■ **Text provided**
Temperature evolution over the last few decades¶
For each country, we compare the average temperatures in 1975 (start
) and 2018 (end
) by averaging over the nine surrounding years.
start = 1975 # min 1965
end = 2018 # max 2018
d = {'ISO3': db['ISO3'],
'Evolution': np.mean(db.loc[:, 'F'+str(end-4):'F'+str(end+4)], axis = 1) - np.mean(db.loc[:, 'F'+str(start-4):'F'+str(start + 4)], axis = 1)}
# As before, replace 'ADM0_A3' with 'iso_a3' if using the deprecated map
world_evol = pd.merge(world.rename(columns = {'ADM0_A3' : 'ISO3'}), pd.DataFrame(d), how = 'left')
fig, ax = plt.subplots(figsize = (12,4))
world_evol.plot('Evolution', cmap = 'coolwarm', legend = True, ax = ax, missing_kwds={'color': 'grey'})
ax.set_axis_off()
ax.set_title(f"Temperature gain since {start} (averaged over a decade)")
plt.show()
It seems that the highest rise in temperature is observed in the Northern Hemisphere.
Note that this does not mean that these are the countries that suffer the most from climate change: this is only about temperature changes, and does not include any other consequence of climate change. During COP27, the countries most vulnerable to climate change were listed and the top 10 are actually all in Africa, Middle-East or South Asia (https://www.iberdrola.com/sustainability/top-countries-most-affected-by-climate-change).

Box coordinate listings
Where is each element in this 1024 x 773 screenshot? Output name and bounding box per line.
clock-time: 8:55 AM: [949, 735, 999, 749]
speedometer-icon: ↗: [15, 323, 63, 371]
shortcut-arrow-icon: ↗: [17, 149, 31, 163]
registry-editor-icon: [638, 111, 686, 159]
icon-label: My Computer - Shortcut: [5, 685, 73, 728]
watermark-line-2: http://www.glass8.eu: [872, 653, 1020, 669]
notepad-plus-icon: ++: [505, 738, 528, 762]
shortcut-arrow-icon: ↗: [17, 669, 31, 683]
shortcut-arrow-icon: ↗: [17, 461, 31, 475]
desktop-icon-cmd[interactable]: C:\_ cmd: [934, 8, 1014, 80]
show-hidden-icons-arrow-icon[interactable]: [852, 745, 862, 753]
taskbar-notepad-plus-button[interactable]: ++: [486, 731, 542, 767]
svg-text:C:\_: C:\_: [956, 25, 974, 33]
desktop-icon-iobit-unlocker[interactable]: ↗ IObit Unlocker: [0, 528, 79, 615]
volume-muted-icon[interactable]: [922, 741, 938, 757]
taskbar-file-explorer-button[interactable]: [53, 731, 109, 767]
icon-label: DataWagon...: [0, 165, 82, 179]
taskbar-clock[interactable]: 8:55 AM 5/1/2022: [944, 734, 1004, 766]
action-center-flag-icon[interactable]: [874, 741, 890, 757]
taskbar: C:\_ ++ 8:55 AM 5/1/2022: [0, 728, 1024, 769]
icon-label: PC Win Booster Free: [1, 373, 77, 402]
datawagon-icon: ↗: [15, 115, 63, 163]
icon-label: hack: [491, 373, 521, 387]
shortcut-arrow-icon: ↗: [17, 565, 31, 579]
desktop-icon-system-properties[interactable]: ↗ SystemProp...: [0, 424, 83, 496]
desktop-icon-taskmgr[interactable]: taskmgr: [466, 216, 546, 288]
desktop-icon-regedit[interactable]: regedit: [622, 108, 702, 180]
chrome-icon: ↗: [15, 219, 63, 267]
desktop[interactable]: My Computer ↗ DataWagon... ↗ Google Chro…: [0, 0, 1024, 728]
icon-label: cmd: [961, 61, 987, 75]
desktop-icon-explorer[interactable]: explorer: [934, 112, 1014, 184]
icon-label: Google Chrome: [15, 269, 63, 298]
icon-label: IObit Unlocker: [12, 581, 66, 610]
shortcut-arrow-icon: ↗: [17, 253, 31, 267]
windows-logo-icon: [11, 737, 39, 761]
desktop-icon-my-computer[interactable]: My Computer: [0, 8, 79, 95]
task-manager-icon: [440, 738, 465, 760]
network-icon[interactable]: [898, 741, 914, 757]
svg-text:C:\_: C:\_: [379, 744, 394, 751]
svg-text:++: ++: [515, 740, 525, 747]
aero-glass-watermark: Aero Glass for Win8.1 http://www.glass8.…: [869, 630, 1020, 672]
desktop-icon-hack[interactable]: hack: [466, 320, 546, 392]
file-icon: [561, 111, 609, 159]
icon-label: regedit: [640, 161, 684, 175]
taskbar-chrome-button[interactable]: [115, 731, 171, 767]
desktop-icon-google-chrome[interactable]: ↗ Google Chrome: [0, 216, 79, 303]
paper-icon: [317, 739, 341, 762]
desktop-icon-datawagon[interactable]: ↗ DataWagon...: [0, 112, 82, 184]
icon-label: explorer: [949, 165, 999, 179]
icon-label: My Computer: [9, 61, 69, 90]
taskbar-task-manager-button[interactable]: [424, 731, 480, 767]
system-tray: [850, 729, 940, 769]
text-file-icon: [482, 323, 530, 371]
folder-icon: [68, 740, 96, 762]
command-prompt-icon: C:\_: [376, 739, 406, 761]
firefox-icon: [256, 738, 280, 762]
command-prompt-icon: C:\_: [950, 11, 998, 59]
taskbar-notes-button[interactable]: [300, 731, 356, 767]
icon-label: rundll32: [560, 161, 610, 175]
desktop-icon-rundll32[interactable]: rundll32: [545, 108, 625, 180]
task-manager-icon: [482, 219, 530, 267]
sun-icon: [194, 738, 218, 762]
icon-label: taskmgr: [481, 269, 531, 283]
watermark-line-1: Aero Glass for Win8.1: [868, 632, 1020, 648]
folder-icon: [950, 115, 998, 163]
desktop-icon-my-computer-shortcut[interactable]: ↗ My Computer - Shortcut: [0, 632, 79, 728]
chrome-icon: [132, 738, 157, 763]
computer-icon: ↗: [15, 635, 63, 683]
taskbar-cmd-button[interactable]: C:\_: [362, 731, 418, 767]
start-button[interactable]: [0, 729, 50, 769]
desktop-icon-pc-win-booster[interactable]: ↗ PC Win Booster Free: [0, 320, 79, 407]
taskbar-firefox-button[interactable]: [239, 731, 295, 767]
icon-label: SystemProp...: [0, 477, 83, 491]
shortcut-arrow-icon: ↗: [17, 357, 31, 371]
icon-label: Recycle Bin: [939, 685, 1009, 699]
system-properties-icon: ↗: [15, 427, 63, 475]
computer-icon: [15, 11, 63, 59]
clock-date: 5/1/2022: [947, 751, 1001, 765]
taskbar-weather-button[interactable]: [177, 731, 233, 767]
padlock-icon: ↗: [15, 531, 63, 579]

■ **Task brief**
State whether each statement below agrees with the text on temperature evolution. Answer yes or no, and quote the deciding words of the text. (a) The average temperatures for 1975 and 2018 are computed by averaging over the nine surrounding years. (b) The highest rise in temperature is observed in the Southern Hemisphere. (c) The top 10 countries most vulnerable to climate change listed during COP27 are all in Africa, Middle-East or South Asia.

■ **Correct response**
(a) Yes: "by averaging over the nine surrounding years."
(b) No: "It seems that the highest rise in temperature is observed in the Northern Hemisphere."
(c) Yes: "the top 10 are actually all in Africa, Middle-East or South Asia"